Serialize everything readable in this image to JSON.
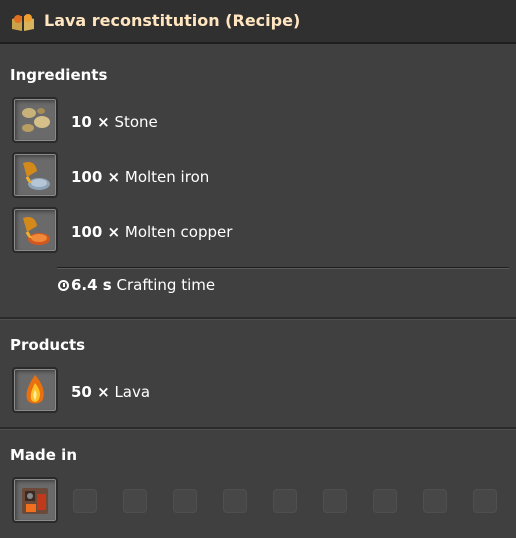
{
  "window": {
    "title": "Lava reconstitution (Recipe)"
  },
  "ingredients": {
    "heading": "Ingredients",
    "items": [
      {
        "amount": "10 ×",
        "name": "Stone",
        "icon": "stone-icon"
      },
      {
        "amount": "100 ×",
        "name": "Molten iron",
        "icon": "molten-iron-icon"
      },
      {
        "amount": "100 ×",
        "name": "Molten copper",
        "icon": "molten-copper-icon"
      }
    ],
    "crafting_time": {
      "value": "6.4 s",
      "label": "Crafting time"
    }
  },
  "products": {
    "heading": "Products",
    "items": [
      {
        "amount": "50 ×",
        "name": "Lava",
        "icon": "lava-icon"
      }
    ]
  },
  "made_in": {
    "heading": "Made in",
    "machine_icon": "foundry-icon",
    "empty_slots": 9
  },
  "colors": {
    "background": "#404040",
    "titlebar": "#313031",
    "title_text": "#ffe6c0"
  }
}
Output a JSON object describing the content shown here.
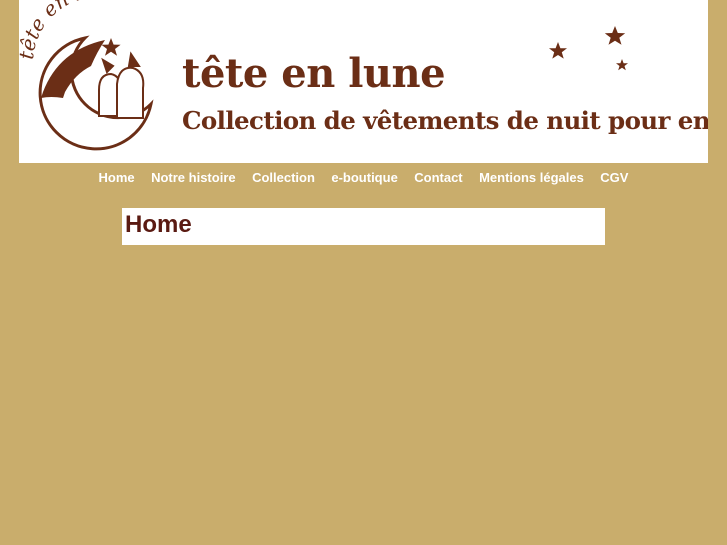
{
  "banner": {
    "logo_text": "tête en lune",
    "title": "tête en lune",
    "tagline": "Collection de vêtements de nuit pour enfants"
  },
  "nav": {
    "items": [
      {
        "label": "Home"
      },
      {
        "label": "Notre histoire"
      },
      {
        "label": "Collection"
      },
      {
        "label": "e-boutique"
      },
      {
        "label": "Contact"
      },
      {
        "label": "Mentions légales"
      },
      {
        "label": "CGV"
      }
    ]
  },
  "main": {
    "title": "Home"
  },
  "colors": {
    "background": "#c9ad6c",
    "brand_brown": "#6b2e16",
    "title_red": "#5a1a12",
    "nav_text": "#ffffff"
  }
}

## THE REQUEST
Skip the pictures and print each record exactly as it stands.

## OUTPUT BELOW
Serialize everything readable in this image to JSON.
{
  "window": {
    "title": "Lava reconstitution (Recipe)"
  },
  "ingredients": {
    "heading": "Ingredients",
    "items": [
      {
        "amount": "10 ×",
        "name": "Stone",
        "icon": "stone-icon"
      },
      {
        "amount": "100 ×",
        "name": "Molten iron",
        "icon": "molten-iron-icon"
      },
      {
        "amount": "100 ×",
        "name": "Molten copper",
        "icon": "molten-copper-icon"
      }
    ],
    "crafting_time": {
      "value": "6.4 s",
      "label": "Crafting time"
    }
  },
  "products": {
    "heading": "Products",
    "items": [
      {
        "amount": "50 ×",
        "name": "Lava",
        "icon": "lava-icon"
      }
    ]
  },
  "made_in": {
    "heading": "Made in",
    "machine_icon": "foundry-icon",
    "empty_slots": 9
  },
  "colors": {
    "background": "#404040",
    "titlebar": "#313031",
    "title_text": "#ffe6c0"
  }
}
Output a JSON object describing the content shown here.
{
  "banner": {
    "logo_text": "tête en lune",
    "title": "tête en lune",
    "tagline": "Collection de vêtements de nuit pour enfants"
  },
  "nav": {
    "items": [
      {
        "label": "Home"
      },
      {
        "label": "Notre histoire"
      },
      {
        "label": "Collection"
      },
      {
        "label": "e-boutique"
      },
      {
        "label": "Contact"
      },
      {
        "label": "Mentions légales"
      },
      {
        "label": "CGV"
      }
    ]
  },
  "main": {
    "title": "Home"
  },
  "colors": {
    "background": "#c9ad6c",
    "brand_brown": "#6b2e16",
    "title_red": "#5a1a12",
    "nav_text": "#ffffff"
  }
}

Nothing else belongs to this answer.